• Task objective: Copy the stretch of the autonomous vehicles text from "Predictably, there are" through "be readily solved." word for word.

It seems just about everyone wants to say something on this subject; although, after reading all the submissions – or at least the executive summary in the case of the longwinded ones – many appear to have nothing original to say and appear to be responding to this government inquiry for the sake of being seen to be doing something. Submissions from individual politicians seem particularly guilty of this.

Predictably, there are many common themes in these submissions regarding autonomous vehicles (AVs), especially in terms of the perceived benefits. On the other side – perceived problems – the messages are more mixed and centre more on legal, moral and legislative issues and rarely on technical issues. There is an underlying assumption that these will be readily solved.

The most commonly cited benefit is improved safety, based on the argument that more than 90 per cent of current vehicle crashes are driver-fault related, according to crash statistics. The obvious implication is that if you take away the driver, the number of crashes will be greatly reduced.

• Excerpted records:
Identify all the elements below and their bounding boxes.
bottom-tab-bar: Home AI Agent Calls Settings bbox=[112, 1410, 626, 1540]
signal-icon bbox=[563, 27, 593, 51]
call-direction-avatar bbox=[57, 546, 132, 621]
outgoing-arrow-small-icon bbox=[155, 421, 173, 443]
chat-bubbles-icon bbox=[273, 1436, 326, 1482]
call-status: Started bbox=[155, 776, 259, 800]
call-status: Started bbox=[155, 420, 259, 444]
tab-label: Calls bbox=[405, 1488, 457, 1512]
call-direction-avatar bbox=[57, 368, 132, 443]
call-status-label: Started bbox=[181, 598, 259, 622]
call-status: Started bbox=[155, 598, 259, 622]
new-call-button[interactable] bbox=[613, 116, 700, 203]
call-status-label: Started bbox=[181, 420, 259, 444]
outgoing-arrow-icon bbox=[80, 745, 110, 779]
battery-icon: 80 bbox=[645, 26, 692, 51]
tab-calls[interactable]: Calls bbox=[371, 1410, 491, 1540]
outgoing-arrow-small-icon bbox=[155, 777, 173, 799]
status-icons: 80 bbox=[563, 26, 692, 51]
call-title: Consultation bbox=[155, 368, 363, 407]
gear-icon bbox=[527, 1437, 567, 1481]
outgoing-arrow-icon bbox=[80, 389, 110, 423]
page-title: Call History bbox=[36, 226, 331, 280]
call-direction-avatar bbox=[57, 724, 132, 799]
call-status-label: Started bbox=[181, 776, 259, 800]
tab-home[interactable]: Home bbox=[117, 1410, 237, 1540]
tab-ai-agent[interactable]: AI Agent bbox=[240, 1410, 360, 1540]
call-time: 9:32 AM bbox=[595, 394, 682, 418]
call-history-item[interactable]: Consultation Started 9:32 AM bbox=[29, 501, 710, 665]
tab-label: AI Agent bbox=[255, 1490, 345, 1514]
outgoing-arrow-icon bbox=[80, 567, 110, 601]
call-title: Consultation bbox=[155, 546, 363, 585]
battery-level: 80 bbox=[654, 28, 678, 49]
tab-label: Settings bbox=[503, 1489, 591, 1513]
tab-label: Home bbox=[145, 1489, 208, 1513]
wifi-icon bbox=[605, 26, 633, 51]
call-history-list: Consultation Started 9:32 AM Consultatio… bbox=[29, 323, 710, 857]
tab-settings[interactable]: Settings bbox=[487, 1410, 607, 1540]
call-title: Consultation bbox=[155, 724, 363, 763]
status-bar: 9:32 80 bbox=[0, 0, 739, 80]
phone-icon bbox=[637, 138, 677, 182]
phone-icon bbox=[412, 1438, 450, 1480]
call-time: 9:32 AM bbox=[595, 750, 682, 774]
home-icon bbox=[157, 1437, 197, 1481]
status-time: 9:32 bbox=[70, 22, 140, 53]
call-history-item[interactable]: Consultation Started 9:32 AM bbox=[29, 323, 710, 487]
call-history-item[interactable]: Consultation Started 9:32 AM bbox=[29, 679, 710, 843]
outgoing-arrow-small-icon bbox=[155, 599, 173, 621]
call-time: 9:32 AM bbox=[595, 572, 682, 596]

• Response to this task:
Predictably, there are many common themes in these submissions regarding autonomous vehicles (AVs), especially in terms of the perceived benefits. On the other side – perceived problems – the messages are more mixed and centre more on legal, moral and legislative issues and rarely on technical issues. There is an underlying assumption that these will be readily solved.